> _Exercise directions_: Transcribe the records exactly. Pictures do not belong in the transcription.
____ Material for this exercise
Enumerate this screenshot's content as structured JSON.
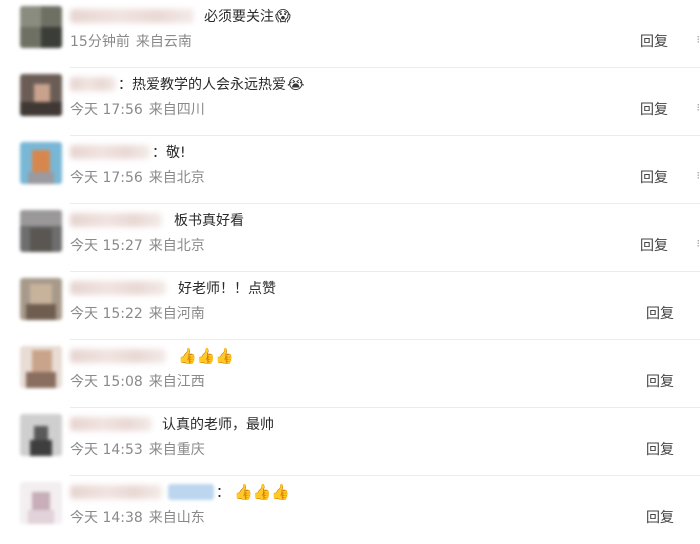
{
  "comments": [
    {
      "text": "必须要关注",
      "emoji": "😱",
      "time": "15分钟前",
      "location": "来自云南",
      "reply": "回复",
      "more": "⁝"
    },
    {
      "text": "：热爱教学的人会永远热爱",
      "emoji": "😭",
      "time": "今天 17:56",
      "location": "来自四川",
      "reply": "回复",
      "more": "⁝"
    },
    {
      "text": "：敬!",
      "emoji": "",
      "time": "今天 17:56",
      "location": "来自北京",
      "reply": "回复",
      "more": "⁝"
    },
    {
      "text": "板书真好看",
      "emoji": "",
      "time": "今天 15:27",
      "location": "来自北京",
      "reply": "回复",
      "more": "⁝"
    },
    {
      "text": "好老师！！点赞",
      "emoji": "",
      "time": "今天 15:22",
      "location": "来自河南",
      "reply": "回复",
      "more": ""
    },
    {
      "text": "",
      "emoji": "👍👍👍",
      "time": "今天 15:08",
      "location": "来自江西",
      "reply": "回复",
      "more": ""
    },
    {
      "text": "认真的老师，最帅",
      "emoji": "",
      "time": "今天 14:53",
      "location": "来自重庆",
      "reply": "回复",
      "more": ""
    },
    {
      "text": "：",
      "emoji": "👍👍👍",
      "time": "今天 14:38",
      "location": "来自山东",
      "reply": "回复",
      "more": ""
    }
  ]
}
________
> _Response_:
Enumerate this screenshot's content as structured JSON.
{
  "comments": [
    {
      "text": "必须要关注",
      "emoji": "😱",
      "time": "15分钟前",
      "location": "来自云南",
      "reply": "回复",
      "more": "⁝"
    },
    {
      "text": "：热爱教学的人会永远热爱",
      "emoji": "😭",
      "time": "今天 17:56",
      "location": "来自四川",
      "reply": "回复",
      "more": "⁝"
    },
    {
      "text": "：敬!",
      "emoji": "",
      "time": "今天 17:56",
      "location": "来自北京",
      "reply": "回复",
      "more": "⁝"
    },
    {
      "text": "板书真好看",
      "emoji": "",
      "time": "今天 15:27",
      "location": "来自北京",
      "reply": "回复",
      "more": "⁝"
    },
    {
      "text": "好老师！！点赞",
      "emoji": "",
      "time": "今天 15:22",
      "location": "来自河南",
      "reply": "回复",
      "more": ""
    },
    {
      "text": "",
      "emoji": "👍👍👍",
      "time": "今天 15:08",
      "location": "来自江西",
      "reply": "回复",
      "more": ""
    },
    {
      "text": "认真的老师，最帅",
      "emoji": "",
      "time": "今天 14:53",
      "location": "来自重庆",
      "reply": "回复",
      "more": ""
    },
    {
      "text": "：",
      "emoji": "👍👍👍",
      "time": "今天 14:38",
      "location": "来自山东",
      "reply": "回复",
      "more": ""
    }
  ]
}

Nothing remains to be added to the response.